Task description. Filter the entries that follow, copying every line in which the word "deportation" appears.

Exercise material.
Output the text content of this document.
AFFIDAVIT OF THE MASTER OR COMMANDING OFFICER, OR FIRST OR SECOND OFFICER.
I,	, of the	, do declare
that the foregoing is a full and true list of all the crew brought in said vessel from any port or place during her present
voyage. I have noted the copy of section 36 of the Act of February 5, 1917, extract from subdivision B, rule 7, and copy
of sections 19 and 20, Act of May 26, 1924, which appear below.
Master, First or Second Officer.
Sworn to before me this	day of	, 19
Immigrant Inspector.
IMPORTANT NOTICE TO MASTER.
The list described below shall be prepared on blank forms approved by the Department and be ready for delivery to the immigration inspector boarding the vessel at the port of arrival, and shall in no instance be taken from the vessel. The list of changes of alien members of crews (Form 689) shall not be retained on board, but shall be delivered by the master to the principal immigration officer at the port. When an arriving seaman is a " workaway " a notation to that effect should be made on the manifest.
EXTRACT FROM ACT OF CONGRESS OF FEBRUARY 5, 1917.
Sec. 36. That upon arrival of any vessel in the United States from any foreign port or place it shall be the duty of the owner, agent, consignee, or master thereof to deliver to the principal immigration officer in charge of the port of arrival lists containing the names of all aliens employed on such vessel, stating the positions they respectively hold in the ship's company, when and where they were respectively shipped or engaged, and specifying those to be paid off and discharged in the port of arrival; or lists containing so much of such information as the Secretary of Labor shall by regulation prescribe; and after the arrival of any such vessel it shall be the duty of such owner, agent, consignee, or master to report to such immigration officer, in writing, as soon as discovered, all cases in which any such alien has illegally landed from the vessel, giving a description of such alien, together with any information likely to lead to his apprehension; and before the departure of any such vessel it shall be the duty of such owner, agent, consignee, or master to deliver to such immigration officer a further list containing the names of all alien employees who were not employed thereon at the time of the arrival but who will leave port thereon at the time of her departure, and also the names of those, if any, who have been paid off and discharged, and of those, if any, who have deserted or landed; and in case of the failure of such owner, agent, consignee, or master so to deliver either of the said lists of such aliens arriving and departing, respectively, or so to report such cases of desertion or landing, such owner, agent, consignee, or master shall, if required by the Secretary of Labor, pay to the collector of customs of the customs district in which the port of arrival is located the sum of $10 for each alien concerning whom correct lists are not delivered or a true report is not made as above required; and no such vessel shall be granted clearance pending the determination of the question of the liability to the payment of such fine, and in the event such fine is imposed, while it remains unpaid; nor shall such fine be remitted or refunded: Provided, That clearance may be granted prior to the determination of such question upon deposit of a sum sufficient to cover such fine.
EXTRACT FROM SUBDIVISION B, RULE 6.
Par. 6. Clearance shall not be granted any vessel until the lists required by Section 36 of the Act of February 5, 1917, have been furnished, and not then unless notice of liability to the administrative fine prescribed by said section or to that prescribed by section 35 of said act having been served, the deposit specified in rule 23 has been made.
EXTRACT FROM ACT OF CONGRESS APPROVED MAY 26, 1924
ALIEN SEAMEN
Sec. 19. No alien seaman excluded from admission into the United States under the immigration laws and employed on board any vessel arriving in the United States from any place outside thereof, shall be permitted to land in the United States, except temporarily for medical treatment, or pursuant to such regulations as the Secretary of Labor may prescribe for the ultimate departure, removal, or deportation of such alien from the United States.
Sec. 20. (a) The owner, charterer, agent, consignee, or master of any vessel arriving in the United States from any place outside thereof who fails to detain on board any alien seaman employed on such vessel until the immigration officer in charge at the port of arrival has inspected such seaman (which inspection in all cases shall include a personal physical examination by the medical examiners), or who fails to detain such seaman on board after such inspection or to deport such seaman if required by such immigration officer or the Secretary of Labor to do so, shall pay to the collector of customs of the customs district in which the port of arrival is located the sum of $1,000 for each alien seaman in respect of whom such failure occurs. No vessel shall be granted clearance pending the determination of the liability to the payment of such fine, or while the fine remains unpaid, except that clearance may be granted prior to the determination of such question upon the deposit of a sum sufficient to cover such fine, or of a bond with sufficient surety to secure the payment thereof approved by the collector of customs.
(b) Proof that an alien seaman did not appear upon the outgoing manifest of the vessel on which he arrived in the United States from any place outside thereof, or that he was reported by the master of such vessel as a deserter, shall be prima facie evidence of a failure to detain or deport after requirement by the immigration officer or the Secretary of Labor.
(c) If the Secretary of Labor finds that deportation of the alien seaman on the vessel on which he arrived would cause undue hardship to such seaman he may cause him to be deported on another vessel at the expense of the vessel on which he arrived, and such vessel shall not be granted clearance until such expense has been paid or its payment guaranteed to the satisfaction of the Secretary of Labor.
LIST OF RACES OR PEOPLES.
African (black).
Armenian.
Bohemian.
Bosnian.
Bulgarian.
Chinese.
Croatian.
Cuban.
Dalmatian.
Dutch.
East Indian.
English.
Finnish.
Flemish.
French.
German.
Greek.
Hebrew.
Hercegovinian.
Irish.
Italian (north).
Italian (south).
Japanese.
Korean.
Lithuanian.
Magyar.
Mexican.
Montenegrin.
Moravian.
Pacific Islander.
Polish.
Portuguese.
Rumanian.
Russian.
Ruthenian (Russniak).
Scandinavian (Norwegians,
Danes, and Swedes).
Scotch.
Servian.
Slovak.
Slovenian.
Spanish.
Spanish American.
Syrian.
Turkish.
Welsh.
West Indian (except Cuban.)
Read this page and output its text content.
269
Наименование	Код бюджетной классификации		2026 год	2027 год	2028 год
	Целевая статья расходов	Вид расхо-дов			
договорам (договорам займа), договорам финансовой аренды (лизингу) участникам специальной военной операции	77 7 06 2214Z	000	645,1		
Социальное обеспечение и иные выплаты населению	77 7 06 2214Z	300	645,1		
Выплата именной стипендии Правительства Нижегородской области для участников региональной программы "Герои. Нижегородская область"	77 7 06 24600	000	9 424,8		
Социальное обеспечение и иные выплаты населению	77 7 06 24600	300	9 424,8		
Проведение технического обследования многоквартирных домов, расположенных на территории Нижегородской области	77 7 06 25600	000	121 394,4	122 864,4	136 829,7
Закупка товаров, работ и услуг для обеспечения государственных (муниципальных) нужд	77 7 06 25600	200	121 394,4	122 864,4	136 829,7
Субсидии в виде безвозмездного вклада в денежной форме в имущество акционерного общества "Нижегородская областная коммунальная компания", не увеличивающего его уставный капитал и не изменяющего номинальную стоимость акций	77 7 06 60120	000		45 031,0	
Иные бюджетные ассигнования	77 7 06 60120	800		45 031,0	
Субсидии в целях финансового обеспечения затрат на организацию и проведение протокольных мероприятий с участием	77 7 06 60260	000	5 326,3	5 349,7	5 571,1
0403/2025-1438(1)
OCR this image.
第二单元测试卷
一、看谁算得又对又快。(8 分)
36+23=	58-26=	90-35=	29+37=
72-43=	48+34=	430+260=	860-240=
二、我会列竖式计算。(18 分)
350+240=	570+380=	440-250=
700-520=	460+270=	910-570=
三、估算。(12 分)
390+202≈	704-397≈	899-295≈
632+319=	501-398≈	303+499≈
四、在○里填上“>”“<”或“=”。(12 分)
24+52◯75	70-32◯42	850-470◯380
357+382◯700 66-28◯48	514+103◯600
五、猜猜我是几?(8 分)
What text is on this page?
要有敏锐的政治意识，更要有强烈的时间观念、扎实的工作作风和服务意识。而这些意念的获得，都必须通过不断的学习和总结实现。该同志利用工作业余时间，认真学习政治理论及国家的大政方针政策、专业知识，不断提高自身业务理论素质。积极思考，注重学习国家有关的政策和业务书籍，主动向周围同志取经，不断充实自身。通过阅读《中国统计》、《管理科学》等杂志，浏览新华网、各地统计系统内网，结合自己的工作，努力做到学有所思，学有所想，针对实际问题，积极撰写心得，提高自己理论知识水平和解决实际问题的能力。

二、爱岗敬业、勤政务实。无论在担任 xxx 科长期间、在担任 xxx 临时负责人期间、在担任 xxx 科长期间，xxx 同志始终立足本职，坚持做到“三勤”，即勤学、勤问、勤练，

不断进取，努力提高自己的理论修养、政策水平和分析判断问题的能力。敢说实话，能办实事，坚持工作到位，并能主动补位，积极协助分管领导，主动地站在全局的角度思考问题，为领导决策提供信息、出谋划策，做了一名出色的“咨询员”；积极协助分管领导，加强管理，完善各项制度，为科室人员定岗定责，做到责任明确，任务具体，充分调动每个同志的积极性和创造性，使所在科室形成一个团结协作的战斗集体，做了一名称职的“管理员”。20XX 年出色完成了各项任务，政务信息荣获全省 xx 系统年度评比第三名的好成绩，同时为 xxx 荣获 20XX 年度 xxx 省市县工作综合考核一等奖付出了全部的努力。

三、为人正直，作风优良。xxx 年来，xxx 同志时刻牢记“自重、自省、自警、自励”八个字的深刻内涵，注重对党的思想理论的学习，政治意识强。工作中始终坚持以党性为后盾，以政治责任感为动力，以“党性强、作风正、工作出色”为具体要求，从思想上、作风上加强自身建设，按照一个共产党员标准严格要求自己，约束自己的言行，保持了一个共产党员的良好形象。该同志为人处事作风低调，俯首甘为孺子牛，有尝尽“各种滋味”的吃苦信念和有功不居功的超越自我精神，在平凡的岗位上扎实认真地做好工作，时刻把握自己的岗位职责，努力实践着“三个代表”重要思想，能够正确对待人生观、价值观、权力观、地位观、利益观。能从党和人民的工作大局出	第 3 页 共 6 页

Result of the exercise.
Sec. 19. No alien seaman excluded from admission into the United States under the immigration laws and employed on board any vessel arriving in the United States from any place outside thereof, shall be permitted to land in the United States, except temporarily for medical treatment, or pursuant to such regulations as the Secretary of Labor may prescribe for the ultimate departure, removal, or deportation of such alien from the United States.
(c) If the Secretary of Labor finds that deportation of the alien seaman on the vessel on which he arrived would cause undue hardship to such seaman he may cause him to be deported on another vessel at the expense of the vessel on which he arrived, and such vessel shall not be granted clearance until such expense has been paid or its payment guaranteed to the satisfaction of the Secretary of Labor.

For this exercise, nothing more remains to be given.